ASSIGNED TASK: Copy the complete listing word for word, but do not carry over any images.

PROVIDED ENTRIES:
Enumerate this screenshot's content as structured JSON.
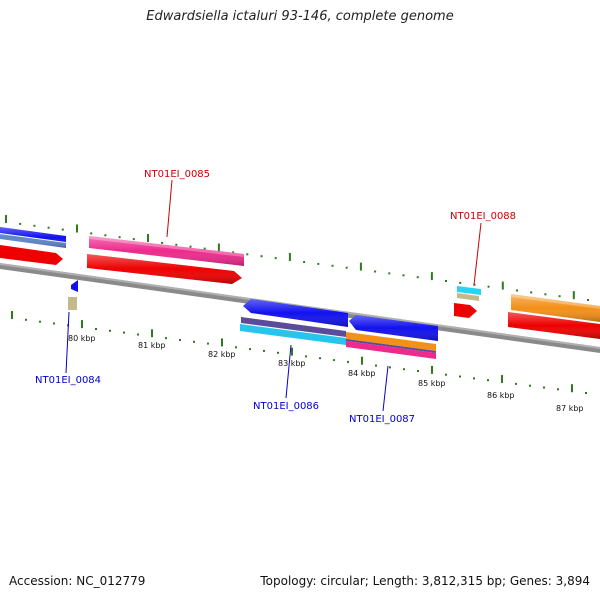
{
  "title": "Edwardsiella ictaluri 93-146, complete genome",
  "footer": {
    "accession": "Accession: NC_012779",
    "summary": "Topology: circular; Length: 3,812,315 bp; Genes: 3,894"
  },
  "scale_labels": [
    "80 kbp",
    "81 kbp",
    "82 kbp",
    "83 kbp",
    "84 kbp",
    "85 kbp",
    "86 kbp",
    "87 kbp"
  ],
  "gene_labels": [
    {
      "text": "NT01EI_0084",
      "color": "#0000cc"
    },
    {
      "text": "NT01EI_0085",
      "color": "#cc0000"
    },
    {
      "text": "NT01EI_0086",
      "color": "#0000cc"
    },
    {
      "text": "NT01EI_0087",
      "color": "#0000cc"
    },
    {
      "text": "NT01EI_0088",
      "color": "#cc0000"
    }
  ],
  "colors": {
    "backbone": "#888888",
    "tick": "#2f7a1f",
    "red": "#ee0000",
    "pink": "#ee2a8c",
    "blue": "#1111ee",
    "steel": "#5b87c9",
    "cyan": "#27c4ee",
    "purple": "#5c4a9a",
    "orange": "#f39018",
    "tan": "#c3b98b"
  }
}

RESULT BELOW:
Enumerate this screenshot's content as structured JSON.
{
  "title": "Edwardsiella ictaluri 93-146, complete genome",
  "footer": {
    "accession": "Accession: NC_012779",
    "summary": "Topology: circular; Length: 3,812,315 bp; Genes: 3,894"
  },
  "scale_labels": [
    "80 kbp",
    "81 kbp",
    "82 kbp",
    "83 kbp",
    "84 kbp",
    "85 kbp",
    "86 kbp",
    "87 kbp"
  ],
  "gene_labels": [
    {
      "text": "NT01EI_0084",
      "color": "#0000cc"
    },
    {
      "text": "NT01EI_0085",
      "color": "#cc0000"
    },
    {
      "text": "NT01EI_0086",
      "color": "#0000cc"
    },
    {
      "text": "NT01EI_0087",
      "color": "#0000cc"
    },
    {
      "text": "NT01EI_0088",
      "color": "#cc0000"
    }
  ],
  "colors": {
    "backbone": "#888888",
    "tick": "#2f7a1f",
    "red": "#ee0000",
    "pink": "#ee2a8c",
    "blue": "#1111ee",
    "steel": "#5b87c9",
    "cyan": "#27c4ee",
    "purple": "#5c4a9a",
    "orange": "#f39018",
    "tan": "#c3b98b"
  }
}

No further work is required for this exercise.